* **Brief**: Pull every line of the entries that has the word "BENEFICIARY".

··· Excerpted data ···

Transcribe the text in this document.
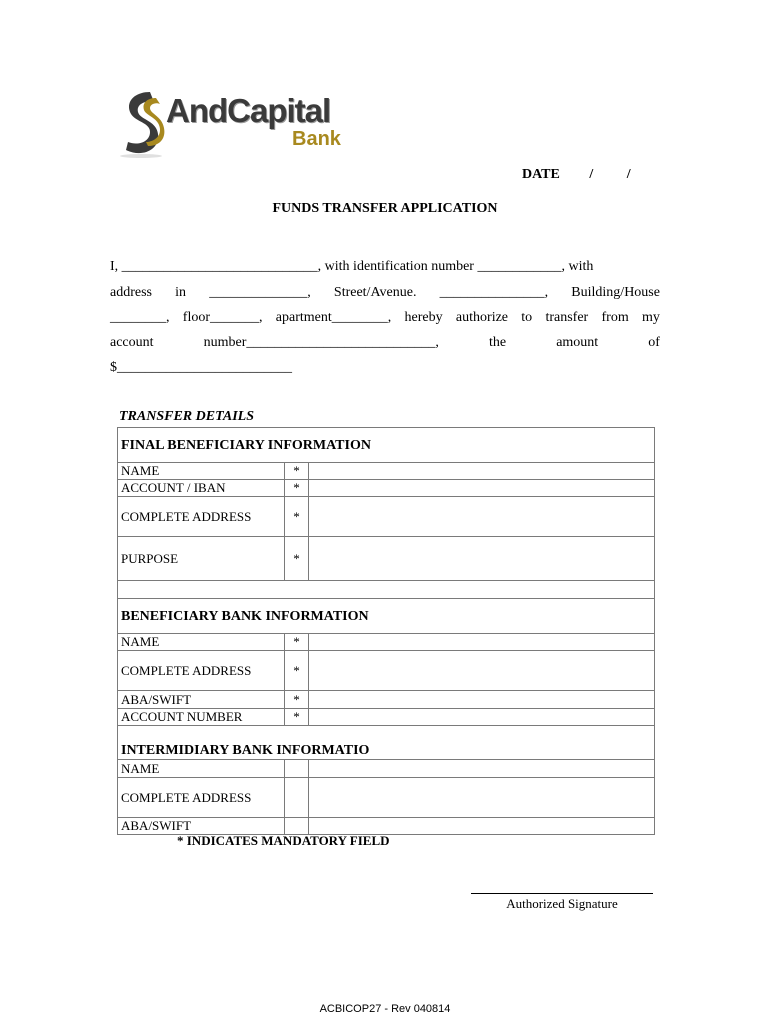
AndCapital
Bank
DATE / /
FUNDS TRANSFER APPLICATION
I, ____________________________, with identification number ____________, with
address in ______________, Street/Avenue. _______________, Building/House
________, floor_______, apartment________, hereby authorize to transfer from my
account	number___________________________,	the	amount	of
$_________________________
TRANSFER DETAILS
FINAL BENEFICIARY INFORMATION		
NAME	*	
ACCOUNT / IBAN	*	
COMPLETE ADDRESS	*	
PURPOSE	*	

BENEFICIARY BANK INFORMATION		
NAME	*	
COMPLETE ADDRESS	*	
ABA/SWIFT	*	
ACCOUNT NUMBER	*	
INTERMIDIARY BANK INFORMATIO		
NAME		
COMPLETE ADDRESS		
ABA/SWIFT		
* INDICATES MANDATORY FIELD
Authorized Signature
ACBICOP27 - Rev 040814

···

* **Solution below**:
FINAL BENEFICIARY INFORMATION		
BENEFICIARY BANK INFORMATION		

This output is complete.